Extracted records
● ● ●

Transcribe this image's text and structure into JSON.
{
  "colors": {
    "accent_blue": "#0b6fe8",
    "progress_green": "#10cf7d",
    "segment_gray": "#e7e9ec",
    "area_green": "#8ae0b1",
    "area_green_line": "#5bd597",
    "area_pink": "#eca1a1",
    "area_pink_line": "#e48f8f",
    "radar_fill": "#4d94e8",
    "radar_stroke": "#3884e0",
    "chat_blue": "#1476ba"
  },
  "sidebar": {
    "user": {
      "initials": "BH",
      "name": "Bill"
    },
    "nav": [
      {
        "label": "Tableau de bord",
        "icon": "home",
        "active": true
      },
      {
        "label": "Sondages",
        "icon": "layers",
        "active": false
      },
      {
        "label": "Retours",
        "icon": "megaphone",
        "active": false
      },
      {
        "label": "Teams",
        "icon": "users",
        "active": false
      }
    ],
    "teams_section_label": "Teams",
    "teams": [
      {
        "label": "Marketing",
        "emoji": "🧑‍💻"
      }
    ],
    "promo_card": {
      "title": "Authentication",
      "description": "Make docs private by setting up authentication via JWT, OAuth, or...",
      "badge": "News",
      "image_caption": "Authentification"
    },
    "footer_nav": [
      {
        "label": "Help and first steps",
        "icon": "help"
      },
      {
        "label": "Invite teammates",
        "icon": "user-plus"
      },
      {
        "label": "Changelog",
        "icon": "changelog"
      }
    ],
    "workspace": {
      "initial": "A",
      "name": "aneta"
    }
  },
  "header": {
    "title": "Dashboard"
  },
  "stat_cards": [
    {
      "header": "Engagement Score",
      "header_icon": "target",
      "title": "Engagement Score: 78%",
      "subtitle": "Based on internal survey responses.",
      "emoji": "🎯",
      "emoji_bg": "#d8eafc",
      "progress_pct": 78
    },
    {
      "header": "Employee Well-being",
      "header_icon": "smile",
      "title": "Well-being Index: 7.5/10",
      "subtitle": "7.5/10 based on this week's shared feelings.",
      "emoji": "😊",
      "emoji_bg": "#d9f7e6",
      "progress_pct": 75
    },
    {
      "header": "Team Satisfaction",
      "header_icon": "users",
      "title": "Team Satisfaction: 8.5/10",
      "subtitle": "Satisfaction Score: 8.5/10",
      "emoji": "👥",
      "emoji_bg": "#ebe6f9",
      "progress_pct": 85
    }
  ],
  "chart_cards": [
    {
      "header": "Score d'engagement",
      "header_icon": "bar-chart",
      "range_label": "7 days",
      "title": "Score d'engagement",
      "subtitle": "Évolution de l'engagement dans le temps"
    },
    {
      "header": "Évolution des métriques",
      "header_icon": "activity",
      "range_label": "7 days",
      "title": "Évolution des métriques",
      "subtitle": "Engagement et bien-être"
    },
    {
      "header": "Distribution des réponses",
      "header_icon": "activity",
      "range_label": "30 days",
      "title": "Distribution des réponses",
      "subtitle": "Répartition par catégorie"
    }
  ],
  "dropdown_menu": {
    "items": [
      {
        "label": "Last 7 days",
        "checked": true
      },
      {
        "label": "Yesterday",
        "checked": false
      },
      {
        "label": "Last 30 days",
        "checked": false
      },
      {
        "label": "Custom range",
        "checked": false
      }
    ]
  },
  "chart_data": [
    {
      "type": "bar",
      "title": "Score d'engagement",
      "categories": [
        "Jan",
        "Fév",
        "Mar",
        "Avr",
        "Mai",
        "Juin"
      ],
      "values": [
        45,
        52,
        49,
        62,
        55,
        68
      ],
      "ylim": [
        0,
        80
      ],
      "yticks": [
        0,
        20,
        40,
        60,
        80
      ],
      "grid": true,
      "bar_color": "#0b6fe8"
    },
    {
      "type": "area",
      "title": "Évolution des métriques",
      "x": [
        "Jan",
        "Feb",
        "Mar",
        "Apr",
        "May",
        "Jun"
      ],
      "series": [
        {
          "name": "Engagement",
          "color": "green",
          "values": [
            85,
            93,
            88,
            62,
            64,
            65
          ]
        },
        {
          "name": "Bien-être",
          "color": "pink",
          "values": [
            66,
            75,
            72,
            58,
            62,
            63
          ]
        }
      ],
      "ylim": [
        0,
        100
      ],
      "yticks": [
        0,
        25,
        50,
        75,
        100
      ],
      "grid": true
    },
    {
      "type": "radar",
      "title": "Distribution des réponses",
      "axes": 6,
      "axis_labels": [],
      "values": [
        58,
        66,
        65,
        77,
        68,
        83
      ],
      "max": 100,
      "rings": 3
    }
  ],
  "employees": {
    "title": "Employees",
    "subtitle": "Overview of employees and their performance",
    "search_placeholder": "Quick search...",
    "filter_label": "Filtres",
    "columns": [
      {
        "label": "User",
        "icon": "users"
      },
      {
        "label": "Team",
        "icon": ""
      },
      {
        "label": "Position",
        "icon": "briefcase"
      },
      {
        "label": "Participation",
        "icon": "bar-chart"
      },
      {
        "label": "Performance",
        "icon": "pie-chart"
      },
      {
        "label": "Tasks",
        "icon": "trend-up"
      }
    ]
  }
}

● ● ●

Retype the records above exactly.

Transcribe this image's text and structure into JSON.
{
  "colors": {
    "accent_blue": "#0b6fe8",
    "progress_green": "#10cf7d",
    "segment_gray": "#e7e9ec",
    "area_green": "#8ae0b1",
    "area_green_line": "#5bd597",
    "area_pink": "#eca1a1",
    "area_pink_line": "#e48f8f",
    "radar_fill": "#4d94e8",
    "radar_stroke": "#3884e0",
    "chat_blue": "#1476ba"
  },
  "sidebar": {
    "user": {
      "initials": "BH",
      "name": "Bill"
    },
    "nav": [
      {
        "label": "Tableau de bord",
        "icon": "home",
        "active": true
      },
      {
        "label": "Sondages",
        "icon": "layers",
        "active": false
      },
      {
        "label": "Retours",
        "icon": "megaphone",
        "active": false
      },
      {
        "label": "Teams",
        "icon": "users",
        "active": false
      }
    ],
    "teams_section_label": "Teams",
    "teams": [
      {
        "label": "Marketing",
        "emoji": "🧑‍💻"
      }
    ],
    "promo_card": {
      "title": "Authentication",
      "description": "Make docs private by setting up authentication via JWT, OAuth, or...",
      "badge": "News",
      "image_caption": "Authentification"
    },
    "footer_nav": [
      {
        "label": "Help and first steps",
        "icon": "help"
      },
      {
        "label": "Invite teammates",
        "icon": "user-plus"
      },
      {
        "label": "Changelog",
        "icon": "changelog"
      }
    ],
    "workspace": {
      "initial": "A",
      "name": "aneta"
    }
  },
  "header": {
    "title": "Dashboard"
  },
  "stat_cards": [
    {
      "header": "Engagement Score",
      "header_icon": "target",
      "title": "Engagement Score: 78%",
      "subtitle": "Based on internal survey responses.",
      "emoji": "🎯",
      "emoji_bg": "#d8eafc",
      "progress_pct": 78
    },
    {
      "header": "Employee Well-being",
      "header_icon": "smile",
      "title": "Well-being Index: 7.5/10",
      "subtitle": "7.5/10 based on this week's shared feelings.",
      "emoji": "😊",
      "emoji_bg": "#d9f7e6",
      "progress_pct": 75
    },
    {
      "header": "Team Satisfaction",
      "header_icon": "users",
      "title": "Team Satisfaction: 8.5/10",
      "subtitle": "Satisfaction Score: 8.5/10",
      "emoji": "👥",
      "emoji_bg": "#ebe6f9",
      "progress_pct": 85
    }
  ],
  "chart_cards": [
    {
      "header": "Score d'engagement",
      "header_icon": "bar-chart",
      "range_label": "7 days",
      "title": "Score d'engagement",
      "subtitle": "Évolution de l'engagement dans le temps"
    },
    {
      "header": "Évolution des métriques",
      "header_icon": "activity",
      "range_label": "7 days",
      "title": "Évolution des métriques",
      "subtitle": "Engagement et bien-être"
    },
    {
      "header": "Distribution des réponses",
      "header_icon": "activity",
      "range_label": "30 days",
      "title": "Distribution des réponses",
      "subtitle": "Répartition par catégorie"
    }
  ],
  "dropdown_menu": {
    "items": [
      {
        "label": "Last 7 days",
        "checked": true
      },
      {
        "label": "Yesterday",
        "checked": false
      },
      {
        "label": "Last 30 days",
        "checked": false
      },
      {
        "label": "Custom range",
        "checked": false
      }
    ]
  },
  "chart_data": [
    {
      "type": "bar",
      "title": "Score d'engagement",
      "categories": [
        "Jan",
        "Fév",
        "Mar",
        "Avr",
        "Mai",
        "Juin"
      ],
      "values": [
        45,
        52,
        49,
        62,
        55,
        68
      ],
      "ylim": [
        0,
        80
      ],
      "yticks": [
        0,
        20,
        40,
        60,
        80
      ],
      "grid": true,
      "bar_color": "#0b6fe8"
    },
    {
      "type": "area",
      "title": "Évolution des métriques",
      "x": [
        "Jan",
        "Feb",
        "Mar",
        "Apr",
        "May",
        "Jun"
      ],
      "series": [
        {
          "name": "Engagement",
          "color": "green",
          "values": [
            85,
            93,
            88,
            62,
            64,
            65
          ]
        },
        {
          "name": "Bien-être",
          "color": "pink",
          "values": [
            66,
            75,
            72,
            58,
            62,
            63
          ]
        }
      ],
      "ylim": [
        0,
        100
      ],
      "yticks": [
        0,
        25,
        50,
        75,
        100
      ],
      "grid": true
    },
    {
      "type": "radar",
      "title": "Distribution des réponses",
      "axes": 6,
      "axis_labels": [],
      "values": [
        58,
        66,
        65,
        77,
        68,
        83
      ],
      "max": 100,
      "rings": 3
    }
  ],
  "employees": {
    "title": "Employees",
    "subtitle": "Overview of employees and their performance",
    "search_placeholder": "Quick search...",
    "filter_label": "Filtres",
    "columns": [
      {
        "label": "User",
        "icon": "users"
      },
      {
        "label": "Team",
        "icon": ""
      },
      {
        "label": "Position",
        "icon": "briefcase"
      },
      {
        "label": "Participation",
        "icon": "bar-chart"
      },
      {
        "label": "Performance",
        "icon": "pie-chart"
      },
      {
        "label": "Tasks",
        "icon": "trend-up"
      }
    ]
  }
}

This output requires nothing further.